Exercise task:
Only the lines from the one containing "Read out every word on this page." through the last line below should be written out, exactly and with both ends kept.

═════ Given data ═════

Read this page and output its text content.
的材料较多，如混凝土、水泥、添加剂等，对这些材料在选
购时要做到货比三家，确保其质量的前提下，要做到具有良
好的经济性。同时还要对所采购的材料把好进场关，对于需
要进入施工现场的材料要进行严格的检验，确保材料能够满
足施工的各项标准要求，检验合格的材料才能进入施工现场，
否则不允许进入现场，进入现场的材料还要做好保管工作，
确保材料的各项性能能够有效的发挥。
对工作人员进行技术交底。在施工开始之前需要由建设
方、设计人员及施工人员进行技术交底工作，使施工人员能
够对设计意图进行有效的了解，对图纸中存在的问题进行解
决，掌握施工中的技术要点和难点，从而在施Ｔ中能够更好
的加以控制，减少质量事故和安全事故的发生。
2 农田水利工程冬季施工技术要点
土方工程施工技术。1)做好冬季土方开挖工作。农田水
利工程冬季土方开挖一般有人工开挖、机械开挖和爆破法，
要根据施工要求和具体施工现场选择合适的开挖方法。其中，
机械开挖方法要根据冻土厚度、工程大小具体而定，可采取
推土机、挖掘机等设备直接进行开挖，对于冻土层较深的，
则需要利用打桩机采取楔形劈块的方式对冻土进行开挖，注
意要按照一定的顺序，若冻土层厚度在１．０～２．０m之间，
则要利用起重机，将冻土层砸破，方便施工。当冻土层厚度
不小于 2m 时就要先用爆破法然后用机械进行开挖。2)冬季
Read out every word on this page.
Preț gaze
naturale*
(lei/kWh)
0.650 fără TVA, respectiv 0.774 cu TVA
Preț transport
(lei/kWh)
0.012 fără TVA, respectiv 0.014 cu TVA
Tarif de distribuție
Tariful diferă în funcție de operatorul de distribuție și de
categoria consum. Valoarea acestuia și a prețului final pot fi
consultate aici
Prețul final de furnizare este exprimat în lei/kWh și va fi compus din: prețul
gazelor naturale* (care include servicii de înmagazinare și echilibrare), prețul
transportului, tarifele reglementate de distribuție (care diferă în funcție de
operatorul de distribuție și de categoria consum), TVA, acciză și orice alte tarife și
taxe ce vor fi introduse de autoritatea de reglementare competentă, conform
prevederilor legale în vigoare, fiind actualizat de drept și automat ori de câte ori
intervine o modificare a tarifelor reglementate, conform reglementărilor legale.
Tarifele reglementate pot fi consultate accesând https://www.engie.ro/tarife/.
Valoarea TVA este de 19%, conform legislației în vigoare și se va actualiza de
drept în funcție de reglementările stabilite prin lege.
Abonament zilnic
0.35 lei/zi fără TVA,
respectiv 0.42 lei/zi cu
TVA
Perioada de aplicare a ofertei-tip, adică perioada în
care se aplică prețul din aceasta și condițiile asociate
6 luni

═════

Written solution:
Read out every word on this page.
Preț gaze
naturale*
(lei/kWh)
0.650 fără TVA, respectiv 0.774 cu TVA
Preț transport
(lei/kWh)
0.012 fără TVA, respectiv 0.014 cu TVA
Tarif de distribuție
Tariful diferă în funcție de operatorul de distribuție și de
categoria consum. Valoarea acestuia și a prețului final pot fi
consultate aici
Prețul final de furnizare este exprimat în lei/kWh și va fi compus din: prețul
gazelor naturale* (care include servicii de înmagazinare și echilibrare), prețul
transportului, tarifele reglementate de distribuție (care diferă în funcție de
operatorul de distribuție și de categoria consum), TVA, acciză și orice alte tarife și
taxe ce vor fi introduse de autoritatea de reglementare competentă, conform
prevederilor legale în vigoare, fiind actualizat de drept și automat ori de câte ori
intervine o modificare a tarifelor reglementate, conform reglementărilor legale.
Tarifele reglementate pot fi consultate accesând https://www.engie.ro/tarife/.
Valoarea TVA este de 19%, conform legislației în vigoare și se va actualiza de
drept în funcție de reglementările stabilite prin lege.
Abonament zilnic
0.35 lei/zi fără TVA,
respectiv 0.42 lei/zi cu
TVA
Perioada de aplicare a ofertei-tip, adică perioada în
care se aplică prețul din aceasta și condițiile asociate
6 luni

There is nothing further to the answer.